PROVIDED RECORDS –
------------

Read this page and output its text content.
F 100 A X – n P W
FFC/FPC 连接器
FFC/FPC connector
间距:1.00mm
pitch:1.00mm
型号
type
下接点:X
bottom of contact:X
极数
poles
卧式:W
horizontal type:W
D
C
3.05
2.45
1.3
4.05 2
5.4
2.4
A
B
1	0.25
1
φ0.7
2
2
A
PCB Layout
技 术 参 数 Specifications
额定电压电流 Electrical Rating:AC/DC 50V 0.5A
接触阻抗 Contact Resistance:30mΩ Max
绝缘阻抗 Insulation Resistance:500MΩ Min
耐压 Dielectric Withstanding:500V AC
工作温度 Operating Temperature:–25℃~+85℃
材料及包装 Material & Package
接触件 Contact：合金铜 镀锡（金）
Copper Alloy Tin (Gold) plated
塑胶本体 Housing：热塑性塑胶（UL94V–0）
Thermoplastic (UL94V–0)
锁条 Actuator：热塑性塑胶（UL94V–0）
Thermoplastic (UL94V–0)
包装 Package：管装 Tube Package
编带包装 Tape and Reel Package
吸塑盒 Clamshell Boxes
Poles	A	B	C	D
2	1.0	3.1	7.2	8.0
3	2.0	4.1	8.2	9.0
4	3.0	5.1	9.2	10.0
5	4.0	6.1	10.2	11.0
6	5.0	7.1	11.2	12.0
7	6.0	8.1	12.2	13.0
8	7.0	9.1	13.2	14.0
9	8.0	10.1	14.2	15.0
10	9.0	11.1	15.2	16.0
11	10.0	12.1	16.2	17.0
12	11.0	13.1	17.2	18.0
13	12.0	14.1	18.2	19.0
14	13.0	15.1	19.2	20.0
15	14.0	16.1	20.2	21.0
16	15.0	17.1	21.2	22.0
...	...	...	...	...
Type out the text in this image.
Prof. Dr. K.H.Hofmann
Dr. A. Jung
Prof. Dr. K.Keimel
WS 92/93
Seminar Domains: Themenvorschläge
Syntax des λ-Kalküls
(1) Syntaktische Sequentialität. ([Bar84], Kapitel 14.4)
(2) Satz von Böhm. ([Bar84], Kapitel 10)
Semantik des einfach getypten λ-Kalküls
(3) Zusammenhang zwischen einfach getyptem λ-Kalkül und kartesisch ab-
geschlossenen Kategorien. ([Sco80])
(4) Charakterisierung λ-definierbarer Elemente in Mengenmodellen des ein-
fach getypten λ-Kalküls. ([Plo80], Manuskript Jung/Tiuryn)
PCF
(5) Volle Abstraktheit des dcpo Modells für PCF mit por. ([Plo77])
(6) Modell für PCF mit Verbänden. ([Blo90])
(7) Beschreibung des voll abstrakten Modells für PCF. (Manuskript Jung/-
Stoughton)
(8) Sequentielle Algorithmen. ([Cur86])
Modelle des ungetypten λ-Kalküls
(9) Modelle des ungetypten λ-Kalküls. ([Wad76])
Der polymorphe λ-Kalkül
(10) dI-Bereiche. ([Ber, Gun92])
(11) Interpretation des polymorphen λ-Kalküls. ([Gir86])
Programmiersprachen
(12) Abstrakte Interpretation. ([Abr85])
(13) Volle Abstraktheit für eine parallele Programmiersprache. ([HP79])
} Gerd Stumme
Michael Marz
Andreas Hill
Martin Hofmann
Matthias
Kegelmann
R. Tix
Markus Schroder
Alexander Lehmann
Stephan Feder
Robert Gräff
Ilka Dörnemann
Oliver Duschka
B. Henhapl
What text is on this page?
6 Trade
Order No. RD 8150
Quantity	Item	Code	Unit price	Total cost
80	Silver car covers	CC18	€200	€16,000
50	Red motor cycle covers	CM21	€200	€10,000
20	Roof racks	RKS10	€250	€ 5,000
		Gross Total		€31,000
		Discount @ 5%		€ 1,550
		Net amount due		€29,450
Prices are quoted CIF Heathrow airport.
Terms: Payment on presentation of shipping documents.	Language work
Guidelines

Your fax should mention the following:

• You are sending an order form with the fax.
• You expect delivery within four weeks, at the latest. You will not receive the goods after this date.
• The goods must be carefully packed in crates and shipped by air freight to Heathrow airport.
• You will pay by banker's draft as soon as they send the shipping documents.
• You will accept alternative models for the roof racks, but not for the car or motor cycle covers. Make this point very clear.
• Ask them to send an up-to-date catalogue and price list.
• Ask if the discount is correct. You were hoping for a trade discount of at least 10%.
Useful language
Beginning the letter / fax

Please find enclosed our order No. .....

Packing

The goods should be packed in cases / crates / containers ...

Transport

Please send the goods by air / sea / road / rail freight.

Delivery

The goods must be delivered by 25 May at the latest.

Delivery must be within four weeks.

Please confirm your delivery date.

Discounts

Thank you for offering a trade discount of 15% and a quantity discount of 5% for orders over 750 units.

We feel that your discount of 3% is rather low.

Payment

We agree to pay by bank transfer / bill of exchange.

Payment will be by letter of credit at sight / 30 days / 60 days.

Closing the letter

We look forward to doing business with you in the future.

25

------------

EXERCISE AIM –
Pull out each line holding the string "Modells".

ANSWER TO THIS PROBLEM –
(5) Volle Abstraktheit des dcpo Modells für PCF mit por. ([Plo77])
(7) Beschreibung des voll abstrakten Modells für PCF. (Manuskript Jung/-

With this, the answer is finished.